--- BEGIN Records for this exercise ---

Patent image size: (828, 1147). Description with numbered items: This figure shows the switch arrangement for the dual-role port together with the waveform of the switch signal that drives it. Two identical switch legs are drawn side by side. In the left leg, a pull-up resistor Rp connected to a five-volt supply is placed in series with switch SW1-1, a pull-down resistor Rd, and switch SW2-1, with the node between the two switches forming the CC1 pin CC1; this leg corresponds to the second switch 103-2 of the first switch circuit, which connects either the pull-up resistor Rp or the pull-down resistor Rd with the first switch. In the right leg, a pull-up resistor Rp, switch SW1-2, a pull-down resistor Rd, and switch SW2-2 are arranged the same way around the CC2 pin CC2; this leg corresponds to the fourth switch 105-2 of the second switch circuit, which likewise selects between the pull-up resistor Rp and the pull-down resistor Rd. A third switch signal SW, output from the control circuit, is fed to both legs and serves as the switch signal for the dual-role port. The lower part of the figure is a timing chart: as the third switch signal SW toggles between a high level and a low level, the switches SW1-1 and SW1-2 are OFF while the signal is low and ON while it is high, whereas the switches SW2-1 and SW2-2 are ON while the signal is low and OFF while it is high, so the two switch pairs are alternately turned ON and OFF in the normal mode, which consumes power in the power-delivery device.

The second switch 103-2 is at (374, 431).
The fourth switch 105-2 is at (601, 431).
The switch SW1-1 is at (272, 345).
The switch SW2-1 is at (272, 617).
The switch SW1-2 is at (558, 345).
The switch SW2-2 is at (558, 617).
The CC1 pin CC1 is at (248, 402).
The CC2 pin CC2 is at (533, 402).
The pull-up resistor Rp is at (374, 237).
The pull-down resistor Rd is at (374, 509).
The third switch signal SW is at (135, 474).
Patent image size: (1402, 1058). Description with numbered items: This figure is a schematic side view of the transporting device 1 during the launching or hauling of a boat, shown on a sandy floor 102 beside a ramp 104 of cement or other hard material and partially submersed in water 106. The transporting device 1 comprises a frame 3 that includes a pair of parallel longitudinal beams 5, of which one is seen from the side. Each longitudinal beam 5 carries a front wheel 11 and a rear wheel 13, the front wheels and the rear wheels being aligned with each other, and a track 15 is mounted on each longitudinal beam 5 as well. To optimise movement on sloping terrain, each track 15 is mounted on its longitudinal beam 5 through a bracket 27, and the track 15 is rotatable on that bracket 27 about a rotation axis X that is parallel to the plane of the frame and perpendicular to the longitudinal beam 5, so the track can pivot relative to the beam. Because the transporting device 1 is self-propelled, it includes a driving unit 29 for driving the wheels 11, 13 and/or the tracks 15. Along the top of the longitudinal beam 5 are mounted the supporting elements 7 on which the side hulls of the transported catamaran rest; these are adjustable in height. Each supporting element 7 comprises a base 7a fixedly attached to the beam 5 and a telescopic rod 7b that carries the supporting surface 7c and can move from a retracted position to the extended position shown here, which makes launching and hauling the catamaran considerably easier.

--- END Records for this exercise ---

**Requirements**:
Render the items as a Markdown table with the columns Row and Line, starting at the first line of the items and ending at the line that contains "The third switch signal SW is at (135, 474).". Give each line its row number and leave out blank lines.

**Answer to this problem**:
| Row | Line |
|---|---|
| 1 | Patent image size: (828, 1147). Description with numbered items: This figure shows the switch arrangement for the dual-role port together with the waveform of the switch signal that drives it. Two identical switch legs are drawn side by side. In the left leg, a pull-up resistor Rp connected to a five-volt supply is placed in series with switch SW1-1, a pull-down resistor Rd, and switch SW2-1, with the node between the two switches forming the CC1 pin CC1; this leg corresponds to the second switch 103-2 of the first switch circuit, which connects either the pull-up resistor Rp or the pull-down resistor Rd with the first switch. In the right leg, a pull-up resistor Rp, switch SW1-2, a pull-down resistor Rd, and switch SW2-2 are arranged the same way around the CC2 pin CC2; this leg corresponds to the fourth switch 105-2 of the second switch circuit, which likewise selects between the pull-up resistor Rp and the pull-down resistor Rd. A third switch signal SW, output from the control circuit, is fed to both legs and serves as the switch signal for the dual-role port. The lower part of the figure is a timing chart: as the third switch signal SW toggles between a high level and a low level, the switches SW1-1 and SW1-2 are OFF while the signal is low and ON while it is high, whereas the switches SW2-1 and SW2-2 are ON while the signal is low and OFF while it is high, so the two switch pairs are alternately turned ON and OFF in the normal mode, which consumes power in the power-delivery device. |
| 2 | The second switch 103-2 is at (374, 431). |
| 3 | The fourth switch 105-2 is at (601, 431). |
| 4 | The switch SW1-1 is at (272, 345). |
| 5 | The switch SW2-1 is at (272, 617). |
| 6 | The switch SW1-2 is at (558, 345). |
| 7 | The switch SW2-2 is at (558, 617). |
| 8 | The CC1 pin CC1 is at (248, 402). |
| 9 | The CC2 pin CC2 is at (533, 402). |
| 10 | The pull-up resistor Rp is at (374, 237). |
| 11 | The pull-down resistor Rd is at (374, 509). |
| 12 | The third switch signal SW is at (135, 474). |